DATA FOR THE TASK:

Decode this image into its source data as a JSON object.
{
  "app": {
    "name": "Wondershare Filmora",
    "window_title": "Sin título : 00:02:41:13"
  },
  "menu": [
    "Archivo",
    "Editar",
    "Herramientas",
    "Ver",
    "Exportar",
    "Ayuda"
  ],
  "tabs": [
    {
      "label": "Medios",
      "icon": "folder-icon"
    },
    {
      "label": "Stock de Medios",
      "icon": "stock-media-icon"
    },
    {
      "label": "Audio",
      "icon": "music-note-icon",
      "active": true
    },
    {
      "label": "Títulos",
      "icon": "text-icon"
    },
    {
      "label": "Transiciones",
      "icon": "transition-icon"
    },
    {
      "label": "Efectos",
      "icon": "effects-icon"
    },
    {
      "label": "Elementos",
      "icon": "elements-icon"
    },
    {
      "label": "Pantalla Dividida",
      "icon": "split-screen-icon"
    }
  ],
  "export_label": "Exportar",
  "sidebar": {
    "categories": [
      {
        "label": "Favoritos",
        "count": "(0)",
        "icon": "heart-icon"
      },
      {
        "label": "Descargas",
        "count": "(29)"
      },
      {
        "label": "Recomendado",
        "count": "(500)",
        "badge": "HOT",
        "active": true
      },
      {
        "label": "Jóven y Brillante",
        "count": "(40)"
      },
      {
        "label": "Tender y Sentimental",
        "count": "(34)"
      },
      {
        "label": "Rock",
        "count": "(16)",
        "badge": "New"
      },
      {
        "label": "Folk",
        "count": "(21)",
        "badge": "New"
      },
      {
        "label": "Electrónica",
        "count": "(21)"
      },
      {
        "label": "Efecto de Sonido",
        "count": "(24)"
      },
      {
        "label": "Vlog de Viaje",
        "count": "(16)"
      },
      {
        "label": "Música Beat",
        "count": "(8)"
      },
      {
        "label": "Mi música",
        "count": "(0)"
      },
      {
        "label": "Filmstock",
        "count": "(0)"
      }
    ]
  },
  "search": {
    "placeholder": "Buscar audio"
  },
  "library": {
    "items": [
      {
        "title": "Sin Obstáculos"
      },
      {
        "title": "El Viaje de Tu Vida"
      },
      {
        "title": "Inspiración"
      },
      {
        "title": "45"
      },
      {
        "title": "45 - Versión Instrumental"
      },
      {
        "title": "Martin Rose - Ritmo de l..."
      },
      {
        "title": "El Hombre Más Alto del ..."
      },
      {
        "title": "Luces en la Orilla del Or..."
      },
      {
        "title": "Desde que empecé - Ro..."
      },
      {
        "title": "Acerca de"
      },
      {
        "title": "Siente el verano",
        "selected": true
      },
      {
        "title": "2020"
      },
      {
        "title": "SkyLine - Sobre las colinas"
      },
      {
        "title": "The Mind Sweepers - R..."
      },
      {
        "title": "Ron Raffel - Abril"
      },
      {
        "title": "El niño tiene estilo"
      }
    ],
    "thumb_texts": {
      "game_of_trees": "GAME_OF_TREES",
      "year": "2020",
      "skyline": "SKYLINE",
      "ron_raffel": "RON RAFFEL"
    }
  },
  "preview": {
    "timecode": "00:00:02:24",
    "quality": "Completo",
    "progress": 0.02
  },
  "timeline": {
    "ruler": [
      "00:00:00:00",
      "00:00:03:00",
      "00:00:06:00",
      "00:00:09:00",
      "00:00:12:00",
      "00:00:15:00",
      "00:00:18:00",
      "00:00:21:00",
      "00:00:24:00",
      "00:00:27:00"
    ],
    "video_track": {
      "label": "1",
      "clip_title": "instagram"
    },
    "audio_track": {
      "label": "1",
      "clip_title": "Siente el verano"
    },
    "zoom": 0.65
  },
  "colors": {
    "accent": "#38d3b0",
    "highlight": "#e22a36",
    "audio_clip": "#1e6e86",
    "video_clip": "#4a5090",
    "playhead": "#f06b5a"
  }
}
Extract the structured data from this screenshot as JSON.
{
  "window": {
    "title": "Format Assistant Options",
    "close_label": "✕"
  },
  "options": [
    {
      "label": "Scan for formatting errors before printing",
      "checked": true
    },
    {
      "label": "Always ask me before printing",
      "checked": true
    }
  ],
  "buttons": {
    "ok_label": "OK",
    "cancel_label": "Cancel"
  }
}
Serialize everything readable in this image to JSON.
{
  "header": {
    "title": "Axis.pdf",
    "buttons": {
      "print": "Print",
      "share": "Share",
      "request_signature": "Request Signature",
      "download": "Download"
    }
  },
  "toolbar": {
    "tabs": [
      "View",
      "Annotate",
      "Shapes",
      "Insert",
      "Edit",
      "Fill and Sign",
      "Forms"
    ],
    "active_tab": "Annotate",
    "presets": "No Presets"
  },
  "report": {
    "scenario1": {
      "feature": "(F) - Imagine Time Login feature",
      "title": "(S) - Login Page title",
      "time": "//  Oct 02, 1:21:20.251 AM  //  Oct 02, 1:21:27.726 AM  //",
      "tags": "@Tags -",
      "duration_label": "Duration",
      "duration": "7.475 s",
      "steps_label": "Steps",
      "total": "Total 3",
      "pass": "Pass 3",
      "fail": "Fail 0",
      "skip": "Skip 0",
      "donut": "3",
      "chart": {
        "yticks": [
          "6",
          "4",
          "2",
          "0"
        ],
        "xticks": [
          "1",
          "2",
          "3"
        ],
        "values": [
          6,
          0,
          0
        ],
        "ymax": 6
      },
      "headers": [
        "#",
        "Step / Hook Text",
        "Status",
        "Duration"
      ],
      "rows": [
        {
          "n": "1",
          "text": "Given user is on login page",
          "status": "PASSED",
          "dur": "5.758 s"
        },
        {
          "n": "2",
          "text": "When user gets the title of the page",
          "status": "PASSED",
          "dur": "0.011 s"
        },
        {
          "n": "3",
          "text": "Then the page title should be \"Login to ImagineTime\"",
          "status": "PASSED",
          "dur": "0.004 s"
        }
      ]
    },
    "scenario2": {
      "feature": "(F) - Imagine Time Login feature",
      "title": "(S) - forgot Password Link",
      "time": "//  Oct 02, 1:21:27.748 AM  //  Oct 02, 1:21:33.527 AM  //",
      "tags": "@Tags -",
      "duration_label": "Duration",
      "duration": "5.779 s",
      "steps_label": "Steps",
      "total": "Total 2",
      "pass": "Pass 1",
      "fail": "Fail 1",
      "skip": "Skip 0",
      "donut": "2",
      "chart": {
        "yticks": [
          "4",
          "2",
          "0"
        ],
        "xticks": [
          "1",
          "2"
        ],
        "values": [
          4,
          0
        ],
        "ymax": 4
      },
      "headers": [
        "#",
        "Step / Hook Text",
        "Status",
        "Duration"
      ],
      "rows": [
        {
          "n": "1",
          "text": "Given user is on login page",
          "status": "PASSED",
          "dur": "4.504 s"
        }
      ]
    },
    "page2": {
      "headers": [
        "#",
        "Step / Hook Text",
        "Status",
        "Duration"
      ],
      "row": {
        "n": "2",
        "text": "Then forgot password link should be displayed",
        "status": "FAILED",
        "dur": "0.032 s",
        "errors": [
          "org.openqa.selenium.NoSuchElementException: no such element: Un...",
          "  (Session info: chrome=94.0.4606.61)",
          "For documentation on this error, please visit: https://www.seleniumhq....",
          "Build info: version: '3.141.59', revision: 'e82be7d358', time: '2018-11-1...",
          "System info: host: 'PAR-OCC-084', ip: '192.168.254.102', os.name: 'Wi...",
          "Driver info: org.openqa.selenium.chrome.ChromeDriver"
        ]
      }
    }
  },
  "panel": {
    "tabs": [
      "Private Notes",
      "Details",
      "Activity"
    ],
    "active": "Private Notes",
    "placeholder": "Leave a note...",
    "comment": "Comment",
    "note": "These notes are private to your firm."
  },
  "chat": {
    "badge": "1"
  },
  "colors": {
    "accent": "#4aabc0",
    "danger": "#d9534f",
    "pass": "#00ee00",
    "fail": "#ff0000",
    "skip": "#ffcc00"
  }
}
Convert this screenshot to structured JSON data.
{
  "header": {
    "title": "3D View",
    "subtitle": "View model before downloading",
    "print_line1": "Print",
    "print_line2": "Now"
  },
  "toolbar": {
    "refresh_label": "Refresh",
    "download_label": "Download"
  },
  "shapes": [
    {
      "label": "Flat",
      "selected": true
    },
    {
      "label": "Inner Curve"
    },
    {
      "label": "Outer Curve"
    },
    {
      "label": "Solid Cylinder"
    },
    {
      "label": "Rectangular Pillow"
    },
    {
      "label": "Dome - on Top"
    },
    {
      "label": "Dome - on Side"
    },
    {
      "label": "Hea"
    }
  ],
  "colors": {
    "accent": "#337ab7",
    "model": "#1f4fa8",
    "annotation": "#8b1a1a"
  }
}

WHAT YOU SHOULD DO: In the listing, how many lines hold "accent"? Answer with a bare number.

FINAL ANSWER: 3